_Required work:_ Filter these entries, keeping only lines that hold the word "values".
start Material for this exercise
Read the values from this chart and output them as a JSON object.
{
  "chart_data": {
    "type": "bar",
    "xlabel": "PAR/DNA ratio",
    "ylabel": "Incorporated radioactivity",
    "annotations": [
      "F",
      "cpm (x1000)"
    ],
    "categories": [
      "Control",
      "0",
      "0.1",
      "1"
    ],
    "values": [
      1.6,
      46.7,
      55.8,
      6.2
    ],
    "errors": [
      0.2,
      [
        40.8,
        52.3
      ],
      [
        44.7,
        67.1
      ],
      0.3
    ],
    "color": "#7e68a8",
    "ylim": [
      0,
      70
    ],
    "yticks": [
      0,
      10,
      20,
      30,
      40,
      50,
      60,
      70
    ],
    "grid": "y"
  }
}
end Material for this exercise
_Result:_
Read the values from this chart and output them as a JSON object.
    "values": [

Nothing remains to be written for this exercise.